→ **DO THIS**
Select the lines of the records containing the word "Львова" and list them.

→ **SUPPLIED MATERIAL**
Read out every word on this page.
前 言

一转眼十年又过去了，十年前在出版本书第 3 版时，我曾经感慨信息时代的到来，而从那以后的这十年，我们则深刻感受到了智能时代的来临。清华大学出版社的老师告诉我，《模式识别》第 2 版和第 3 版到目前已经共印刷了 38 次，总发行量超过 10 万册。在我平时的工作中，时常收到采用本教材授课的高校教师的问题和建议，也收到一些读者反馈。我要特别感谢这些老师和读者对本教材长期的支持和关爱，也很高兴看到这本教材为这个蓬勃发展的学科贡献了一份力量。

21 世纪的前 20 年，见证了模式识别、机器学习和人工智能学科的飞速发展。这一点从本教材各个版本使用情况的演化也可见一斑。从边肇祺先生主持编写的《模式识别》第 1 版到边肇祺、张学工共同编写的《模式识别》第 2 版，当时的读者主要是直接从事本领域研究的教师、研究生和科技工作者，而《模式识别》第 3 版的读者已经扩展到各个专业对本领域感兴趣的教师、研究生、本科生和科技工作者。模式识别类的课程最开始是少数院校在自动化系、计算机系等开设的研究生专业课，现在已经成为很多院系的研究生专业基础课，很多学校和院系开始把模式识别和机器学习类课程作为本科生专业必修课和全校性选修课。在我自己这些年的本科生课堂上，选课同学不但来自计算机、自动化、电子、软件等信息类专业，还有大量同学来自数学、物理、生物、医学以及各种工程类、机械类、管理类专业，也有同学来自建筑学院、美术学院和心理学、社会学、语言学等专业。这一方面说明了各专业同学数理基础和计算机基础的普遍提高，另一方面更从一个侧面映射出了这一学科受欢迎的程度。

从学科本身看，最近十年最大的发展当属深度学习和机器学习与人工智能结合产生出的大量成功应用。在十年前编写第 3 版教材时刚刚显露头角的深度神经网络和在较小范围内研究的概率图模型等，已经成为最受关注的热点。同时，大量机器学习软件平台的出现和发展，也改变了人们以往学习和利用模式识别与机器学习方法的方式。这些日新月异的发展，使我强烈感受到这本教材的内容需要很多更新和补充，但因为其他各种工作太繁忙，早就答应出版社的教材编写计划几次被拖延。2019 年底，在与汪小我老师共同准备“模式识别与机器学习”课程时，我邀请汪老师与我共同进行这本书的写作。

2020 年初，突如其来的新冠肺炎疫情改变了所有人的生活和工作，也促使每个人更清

* * *

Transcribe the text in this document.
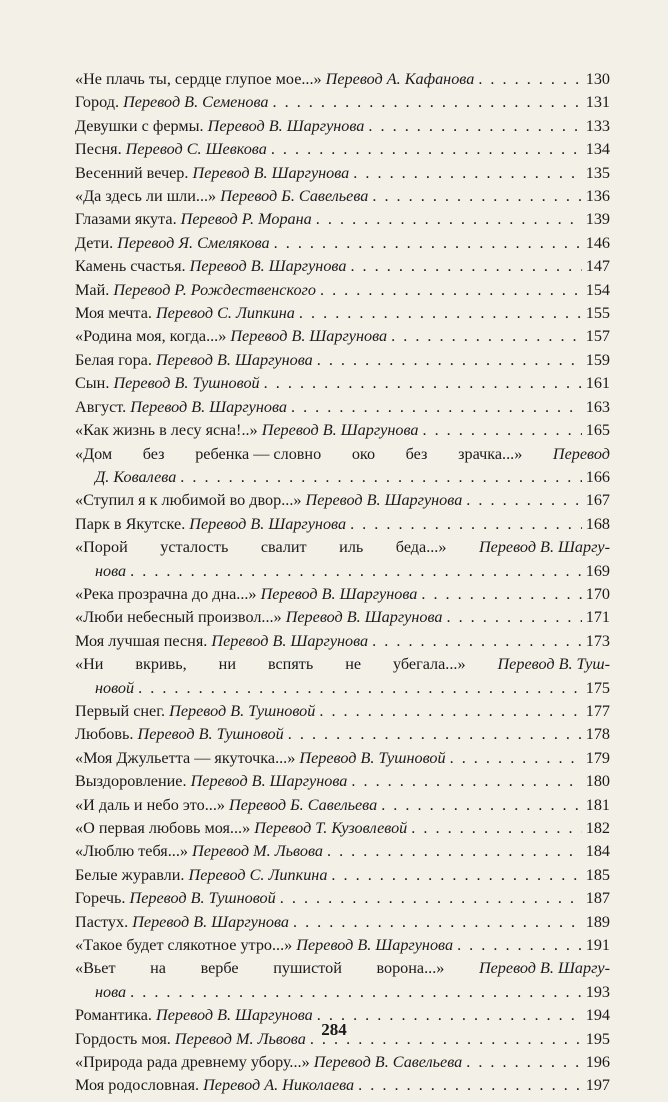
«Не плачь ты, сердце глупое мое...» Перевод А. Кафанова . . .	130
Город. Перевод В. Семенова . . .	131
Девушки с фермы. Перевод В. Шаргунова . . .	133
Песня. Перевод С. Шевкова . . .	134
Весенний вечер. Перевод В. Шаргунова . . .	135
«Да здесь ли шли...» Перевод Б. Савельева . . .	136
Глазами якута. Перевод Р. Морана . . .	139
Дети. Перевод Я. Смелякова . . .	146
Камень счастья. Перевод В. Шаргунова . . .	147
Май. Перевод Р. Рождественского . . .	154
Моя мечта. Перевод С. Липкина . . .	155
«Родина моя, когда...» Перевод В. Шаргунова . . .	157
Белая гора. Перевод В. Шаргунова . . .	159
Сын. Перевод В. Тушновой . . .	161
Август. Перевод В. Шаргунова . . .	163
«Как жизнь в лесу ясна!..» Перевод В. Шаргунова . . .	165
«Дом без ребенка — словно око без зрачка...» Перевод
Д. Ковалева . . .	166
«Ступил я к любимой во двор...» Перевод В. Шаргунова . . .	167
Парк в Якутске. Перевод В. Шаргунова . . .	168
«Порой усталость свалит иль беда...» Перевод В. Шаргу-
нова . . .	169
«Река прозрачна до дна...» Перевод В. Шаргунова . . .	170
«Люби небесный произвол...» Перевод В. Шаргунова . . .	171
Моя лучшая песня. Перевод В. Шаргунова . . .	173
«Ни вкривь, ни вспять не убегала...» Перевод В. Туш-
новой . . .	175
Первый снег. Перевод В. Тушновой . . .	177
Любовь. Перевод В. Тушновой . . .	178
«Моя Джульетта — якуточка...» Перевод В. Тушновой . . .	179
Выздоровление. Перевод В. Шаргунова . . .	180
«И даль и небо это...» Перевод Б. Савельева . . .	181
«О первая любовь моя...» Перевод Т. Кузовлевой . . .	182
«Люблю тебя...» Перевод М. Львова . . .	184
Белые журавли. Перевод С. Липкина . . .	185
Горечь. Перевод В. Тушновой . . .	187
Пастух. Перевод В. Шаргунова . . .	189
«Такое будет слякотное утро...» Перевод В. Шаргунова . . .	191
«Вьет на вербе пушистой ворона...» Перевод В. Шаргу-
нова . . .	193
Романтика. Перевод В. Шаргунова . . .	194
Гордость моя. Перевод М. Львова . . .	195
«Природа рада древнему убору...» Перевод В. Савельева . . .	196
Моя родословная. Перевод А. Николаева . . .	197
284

→ **EXERCISE RESPONSE**
«Люблю тебя...» Перевод М. Львова . . .	184
Гордость моя. Перевод М. Львова . . .	195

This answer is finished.